§ **What to produce**
Extract the lines that hold the string "this".

————————

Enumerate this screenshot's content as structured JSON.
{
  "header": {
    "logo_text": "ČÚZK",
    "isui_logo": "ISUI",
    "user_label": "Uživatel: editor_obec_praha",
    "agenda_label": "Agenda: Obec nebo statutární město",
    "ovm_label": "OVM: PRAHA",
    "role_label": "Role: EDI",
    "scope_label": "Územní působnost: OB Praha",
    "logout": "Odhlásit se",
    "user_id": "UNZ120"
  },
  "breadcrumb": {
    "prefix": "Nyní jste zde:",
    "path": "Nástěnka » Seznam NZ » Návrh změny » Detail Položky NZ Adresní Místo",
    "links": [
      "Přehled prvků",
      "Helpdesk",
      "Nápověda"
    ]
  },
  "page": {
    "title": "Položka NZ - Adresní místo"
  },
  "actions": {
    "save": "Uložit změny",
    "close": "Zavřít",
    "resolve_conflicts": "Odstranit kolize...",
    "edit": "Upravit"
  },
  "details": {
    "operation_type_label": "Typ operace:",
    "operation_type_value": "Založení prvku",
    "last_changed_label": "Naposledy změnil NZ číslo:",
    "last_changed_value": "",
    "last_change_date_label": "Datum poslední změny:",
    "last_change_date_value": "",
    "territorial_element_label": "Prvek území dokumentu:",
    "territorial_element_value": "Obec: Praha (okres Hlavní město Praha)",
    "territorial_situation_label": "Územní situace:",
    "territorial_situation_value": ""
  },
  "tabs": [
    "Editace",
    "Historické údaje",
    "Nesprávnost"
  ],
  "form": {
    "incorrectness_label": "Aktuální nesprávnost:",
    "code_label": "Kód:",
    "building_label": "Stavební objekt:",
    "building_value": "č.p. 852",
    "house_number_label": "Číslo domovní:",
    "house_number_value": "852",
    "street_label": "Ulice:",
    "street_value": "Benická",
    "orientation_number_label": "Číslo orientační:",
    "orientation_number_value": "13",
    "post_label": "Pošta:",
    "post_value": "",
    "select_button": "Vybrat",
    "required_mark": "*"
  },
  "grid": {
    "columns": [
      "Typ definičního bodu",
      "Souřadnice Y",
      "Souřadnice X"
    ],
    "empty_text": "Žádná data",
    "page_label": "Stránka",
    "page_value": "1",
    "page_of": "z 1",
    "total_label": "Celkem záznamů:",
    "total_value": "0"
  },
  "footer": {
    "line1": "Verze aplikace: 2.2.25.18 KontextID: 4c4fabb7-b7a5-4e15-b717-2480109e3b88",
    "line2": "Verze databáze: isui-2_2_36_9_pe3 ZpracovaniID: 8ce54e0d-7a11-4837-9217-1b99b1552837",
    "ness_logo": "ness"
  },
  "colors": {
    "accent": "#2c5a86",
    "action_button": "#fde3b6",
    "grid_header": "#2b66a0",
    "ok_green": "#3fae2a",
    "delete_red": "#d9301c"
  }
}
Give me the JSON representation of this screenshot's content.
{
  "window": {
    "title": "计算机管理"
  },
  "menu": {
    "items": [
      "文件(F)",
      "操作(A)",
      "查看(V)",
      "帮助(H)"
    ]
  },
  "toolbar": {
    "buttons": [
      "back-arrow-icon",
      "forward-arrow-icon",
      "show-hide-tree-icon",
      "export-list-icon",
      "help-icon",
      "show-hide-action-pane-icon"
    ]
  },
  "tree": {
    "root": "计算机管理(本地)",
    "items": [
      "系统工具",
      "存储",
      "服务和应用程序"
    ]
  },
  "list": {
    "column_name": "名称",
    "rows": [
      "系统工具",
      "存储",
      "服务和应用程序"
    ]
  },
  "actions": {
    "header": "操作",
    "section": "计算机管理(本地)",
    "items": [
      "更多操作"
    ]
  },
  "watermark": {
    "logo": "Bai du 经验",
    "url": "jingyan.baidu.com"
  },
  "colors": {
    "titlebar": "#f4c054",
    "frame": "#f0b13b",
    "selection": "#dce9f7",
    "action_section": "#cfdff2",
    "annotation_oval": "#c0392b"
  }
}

————————

§ **Problem solution**
Enumerate this screenshot's content as structured JSON.
Give me the JSON representation of this screenshot's content.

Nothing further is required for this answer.